## Given data
════════════════

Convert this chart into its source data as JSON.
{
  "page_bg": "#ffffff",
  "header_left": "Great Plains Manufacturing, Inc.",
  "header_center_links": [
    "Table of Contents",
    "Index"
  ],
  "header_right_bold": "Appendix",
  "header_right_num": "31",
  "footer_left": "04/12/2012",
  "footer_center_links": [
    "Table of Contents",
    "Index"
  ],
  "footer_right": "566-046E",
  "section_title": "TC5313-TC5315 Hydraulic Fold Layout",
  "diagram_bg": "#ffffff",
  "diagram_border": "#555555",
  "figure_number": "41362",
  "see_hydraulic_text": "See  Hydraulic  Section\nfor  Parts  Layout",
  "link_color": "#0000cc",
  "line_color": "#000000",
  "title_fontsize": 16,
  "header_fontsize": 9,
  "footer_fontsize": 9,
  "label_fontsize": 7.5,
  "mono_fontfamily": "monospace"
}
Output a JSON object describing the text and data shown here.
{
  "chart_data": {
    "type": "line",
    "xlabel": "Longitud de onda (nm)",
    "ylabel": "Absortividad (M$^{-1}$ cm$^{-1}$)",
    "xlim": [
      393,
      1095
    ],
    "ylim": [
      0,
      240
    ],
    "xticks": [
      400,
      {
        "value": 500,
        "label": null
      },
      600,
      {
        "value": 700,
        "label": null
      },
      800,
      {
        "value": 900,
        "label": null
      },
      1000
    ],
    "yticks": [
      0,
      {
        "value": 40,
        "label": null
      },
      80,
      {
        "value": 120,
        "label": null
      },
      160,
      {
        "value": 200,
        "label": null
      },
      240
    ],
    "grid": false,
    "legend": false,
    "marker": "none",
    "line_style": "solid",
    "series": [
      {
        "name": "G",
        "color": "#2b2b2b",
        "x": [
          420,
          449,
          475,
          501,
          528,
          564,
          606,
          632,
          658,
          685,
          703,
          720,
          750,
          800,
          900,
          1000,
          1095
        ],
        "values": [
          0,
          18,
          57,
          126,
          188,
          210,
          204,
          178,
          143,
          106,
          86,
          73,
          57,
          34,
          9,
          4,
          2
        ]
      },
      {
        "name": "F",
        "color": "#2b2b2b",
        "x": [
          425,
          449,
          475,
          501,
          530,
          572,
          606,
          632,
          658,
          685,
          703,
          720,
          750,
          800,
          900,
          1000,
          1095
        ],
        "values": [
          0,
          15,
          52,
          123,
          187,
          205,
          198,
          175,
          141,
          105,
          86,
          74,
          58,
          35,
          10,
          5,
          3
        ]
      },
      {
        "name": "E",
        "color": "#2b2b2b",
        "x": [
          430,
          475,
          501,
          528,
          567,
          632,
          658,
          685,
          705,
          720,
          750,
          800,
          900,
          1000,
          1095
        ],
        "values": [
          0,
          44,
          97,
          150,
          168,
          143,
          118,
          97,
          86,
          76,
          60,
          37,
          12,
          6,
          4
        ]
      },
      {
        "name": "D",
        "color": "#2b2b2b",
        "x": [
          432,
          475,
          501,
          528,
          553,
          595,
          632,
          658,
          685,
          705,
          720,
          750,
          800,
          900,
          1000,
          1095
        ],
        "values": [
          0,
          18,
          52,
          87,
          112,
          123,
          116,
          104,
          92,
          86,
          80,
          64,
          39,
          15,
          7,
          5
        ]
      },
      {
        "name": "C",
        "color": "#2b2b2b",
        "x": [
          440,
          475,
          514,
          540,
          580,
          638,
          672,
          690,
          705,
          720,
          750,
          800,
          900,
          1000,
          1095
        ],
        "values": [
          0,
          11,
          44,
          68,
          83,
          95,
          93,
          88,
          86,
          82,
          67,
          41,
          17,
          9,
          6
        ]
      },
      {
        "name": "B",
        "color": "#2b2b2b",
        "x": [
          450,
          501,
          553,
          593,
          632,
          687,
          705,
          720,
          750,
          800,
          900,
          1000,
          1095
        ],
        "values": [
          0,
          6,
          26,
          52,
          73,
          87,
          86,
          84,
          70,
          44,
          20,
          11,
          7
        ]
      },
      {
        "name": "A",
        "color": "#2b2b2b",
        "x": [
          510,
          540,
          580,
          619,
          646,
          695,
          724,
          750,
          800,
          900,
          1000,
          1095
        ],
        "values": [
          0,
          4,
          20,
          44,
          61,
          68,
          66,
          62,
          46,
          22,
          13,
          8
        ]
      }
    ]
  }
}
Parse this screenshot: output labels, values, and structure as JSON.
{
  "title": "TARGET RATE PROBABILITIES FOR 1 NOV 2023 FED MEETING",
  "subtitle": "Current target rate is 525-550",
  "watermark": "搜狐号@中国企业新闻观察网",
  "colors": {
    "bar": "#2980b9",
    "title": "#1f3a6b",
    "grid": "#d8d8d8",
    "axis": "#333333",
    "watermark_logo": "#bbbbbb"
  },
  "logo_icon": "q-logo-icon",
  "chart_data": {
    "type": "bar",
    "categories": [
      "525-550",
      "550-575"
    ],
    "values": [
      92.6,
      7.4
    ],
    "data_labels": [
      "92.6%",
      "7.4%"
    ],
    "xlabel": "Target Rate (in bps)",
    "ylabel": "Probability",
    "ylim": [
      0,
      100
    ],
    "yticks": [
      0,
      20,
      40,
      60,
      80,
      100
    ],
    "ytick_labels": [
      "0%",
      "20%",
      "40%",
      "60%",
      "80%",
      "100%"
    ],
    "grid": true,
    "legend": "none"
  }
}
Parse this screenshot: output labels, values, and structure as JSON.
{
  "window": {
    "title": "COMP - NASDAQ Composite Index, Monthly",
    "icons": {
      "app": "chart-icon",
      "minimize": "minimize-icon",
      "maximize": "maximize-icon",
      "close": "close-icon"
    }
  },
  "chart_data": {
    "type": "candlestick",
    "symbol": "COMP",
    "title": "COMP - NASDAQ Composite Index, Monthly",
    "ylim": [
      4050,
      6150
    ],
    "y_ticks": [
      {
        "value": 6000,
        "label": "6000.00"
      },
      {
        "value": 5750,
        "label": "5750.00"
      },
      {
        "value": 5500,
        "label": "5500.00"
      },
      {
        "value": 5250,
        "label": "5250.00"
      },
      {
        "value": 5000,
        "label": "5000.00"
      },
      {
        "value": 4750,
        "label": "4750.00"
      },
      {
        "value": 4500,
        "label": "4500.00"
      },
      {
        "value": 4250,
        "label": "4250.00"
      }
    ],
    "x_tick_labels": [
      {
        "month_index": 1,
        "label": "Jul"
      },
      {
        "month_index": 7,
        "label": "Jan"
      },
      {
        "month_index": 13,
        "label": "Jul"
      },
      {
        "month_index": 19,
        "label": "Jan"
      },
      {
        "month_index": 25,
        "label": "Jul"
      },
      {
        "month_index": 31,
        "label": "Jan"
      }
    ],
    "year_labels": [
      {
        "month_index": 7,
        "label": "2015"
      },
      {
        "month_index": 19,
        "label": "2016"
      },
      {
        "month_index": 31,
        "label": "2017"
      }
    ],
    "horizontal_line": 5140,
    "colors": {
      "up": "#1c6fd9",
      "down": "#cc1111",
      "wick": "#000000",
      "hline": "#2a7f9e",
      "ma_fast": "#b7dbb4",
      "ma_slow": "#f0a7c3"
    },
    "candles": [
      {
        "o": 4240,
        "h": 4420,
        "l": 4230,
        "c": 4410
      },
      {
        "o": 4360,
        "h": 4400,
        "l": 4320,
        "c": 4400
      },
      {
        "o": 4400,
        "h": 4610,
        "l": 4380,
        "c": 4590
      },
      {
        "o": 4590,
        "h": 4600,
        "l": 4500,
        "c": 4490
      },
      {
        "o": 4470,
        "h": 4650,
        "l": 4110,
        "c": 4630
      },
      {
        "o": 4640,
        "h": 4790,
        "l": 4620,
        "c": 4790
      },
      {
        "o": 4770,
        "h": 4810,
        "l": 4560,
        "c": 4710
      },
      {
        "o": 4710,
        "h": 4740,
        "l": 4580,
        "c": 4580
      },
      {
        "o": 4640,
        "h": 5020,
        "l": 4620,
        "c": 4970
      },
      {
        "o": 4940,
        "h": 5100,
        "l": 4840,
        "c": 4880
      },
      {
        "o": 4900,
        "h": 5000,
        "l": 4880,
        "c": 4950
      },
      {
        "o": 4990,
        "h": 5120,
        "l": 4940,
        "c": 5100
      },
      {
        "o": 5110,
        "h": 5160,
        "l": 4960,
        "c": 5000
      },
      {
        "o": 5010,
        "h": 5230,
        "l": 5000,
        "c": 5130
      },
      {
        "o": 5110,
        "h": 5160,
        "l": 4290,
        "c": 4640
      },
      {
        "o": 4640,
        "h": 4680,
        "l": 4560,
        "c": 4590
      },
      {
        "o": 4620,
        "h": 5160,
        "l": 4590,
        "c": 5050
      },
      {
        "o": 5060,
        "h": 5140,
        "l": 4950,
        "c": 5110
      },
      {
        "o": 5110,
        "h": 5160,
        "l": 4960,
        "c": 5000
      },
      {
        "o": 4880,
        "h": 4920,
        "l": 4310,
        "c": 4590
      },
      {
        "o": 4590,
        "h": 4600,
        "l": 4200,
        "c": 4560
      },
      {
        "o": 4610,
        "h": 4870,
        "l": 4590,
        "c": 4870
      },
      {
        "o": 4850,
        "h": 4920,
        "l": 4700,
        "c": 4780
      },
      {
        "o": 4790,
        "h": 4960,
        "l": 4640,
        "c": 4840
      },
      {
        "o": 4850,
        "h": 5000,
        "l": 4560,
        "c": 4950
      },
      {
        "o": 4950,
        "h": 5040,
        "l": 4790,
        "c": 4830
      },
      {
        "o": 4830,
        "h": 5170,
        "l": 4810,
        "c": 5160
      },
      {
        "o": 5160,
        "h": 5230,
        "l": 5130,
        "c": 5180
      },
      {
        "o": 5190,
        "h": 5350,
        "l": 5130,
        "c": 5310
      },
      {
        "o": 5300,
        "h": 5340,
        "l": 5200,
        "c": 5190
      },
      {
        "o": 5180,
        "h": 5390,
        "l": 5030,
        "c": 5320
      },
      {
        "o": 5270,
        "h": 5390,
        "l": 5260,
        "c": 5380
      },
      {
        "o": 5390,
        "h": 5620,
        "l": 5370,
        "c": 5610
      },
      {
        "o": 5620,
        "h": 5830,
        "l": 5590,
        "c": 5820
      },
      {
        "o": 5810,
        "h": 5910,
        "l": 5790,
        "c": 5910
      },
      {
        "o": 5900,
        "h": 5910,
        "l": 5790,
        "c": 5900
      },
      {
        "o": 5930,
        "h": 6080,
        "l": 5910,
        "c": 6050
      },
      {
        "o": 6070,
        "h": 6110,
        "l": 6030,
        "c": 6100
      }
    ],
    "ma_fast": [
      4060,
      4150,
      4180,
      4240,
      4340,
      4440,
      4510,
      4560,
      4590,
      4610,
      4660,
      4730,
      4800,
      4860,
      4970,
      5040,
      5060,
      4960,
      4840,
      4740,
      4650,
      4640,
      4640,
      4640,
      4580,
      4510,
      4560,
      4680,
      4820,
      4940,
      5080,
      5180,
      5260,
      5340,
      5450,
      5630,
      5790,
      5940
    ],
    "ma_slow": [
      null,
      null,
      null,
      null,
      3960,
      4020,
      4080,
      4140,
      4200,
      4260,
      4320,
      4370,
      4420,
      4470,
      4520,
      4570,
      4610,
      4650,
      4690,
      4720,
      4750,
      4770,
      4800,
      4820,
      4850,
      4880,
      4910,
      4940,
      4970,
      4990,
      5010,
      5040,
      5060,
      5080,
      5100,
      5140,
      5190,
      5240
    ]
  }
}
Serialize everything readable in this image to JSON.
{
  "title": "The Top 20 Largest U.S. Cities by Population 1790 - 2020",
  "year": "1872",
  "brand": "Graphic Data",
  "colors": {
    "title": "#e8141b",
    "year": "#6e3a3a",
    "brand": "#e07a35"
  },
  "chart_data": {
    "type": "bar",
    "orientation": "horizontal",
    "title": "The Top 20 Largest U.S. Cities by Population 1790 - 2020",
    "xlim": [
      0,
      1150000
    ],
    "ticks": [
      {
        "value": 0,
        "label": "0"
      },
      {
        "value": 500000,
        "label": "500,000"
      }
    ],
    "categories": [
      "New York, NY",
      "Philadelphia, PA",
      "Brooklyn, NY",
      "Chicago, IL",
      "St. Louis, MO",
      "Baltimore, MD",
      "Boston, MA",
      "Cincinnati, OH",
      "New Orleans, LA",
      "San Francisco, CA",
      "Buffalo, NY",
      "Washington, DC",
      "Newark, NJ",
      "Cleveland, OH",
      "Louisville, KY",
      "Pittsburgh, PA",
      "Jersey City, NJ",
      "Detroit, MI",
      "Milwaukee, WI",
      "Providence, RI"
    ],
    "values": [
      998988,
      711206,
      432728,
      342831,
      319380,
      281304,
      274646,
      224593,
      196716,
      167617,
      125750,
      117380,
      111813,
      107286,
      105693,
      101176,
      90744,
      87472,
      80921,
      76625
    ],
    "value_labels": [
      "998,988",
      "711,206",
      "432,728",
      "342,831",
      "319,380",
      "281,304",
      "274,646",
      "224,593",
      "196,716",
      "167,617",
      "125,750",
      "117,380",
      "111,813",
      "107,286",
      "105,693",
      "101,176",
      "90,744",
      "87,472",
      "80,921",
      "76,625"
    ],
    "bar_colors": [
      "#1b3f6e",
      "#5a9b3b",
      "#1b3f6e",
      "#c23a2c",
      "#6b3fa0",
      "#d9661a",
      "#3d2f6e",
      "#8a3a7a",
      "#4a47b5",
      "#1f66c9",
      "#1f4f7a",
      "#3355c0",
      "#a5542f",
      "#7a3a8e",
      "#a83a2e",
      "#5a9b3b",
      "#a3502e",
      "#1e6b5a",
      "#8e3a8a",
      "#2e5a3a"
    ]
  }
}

════════════════

Where a line in the material above holds "Layout", copy that line.

## Written answer
  "section_title": "TC5313-TC5315 Hydraulic Fold Layout",
  "see_hydraulic_text": "See  Hydraulic  Section\nfor  Parts  Layout",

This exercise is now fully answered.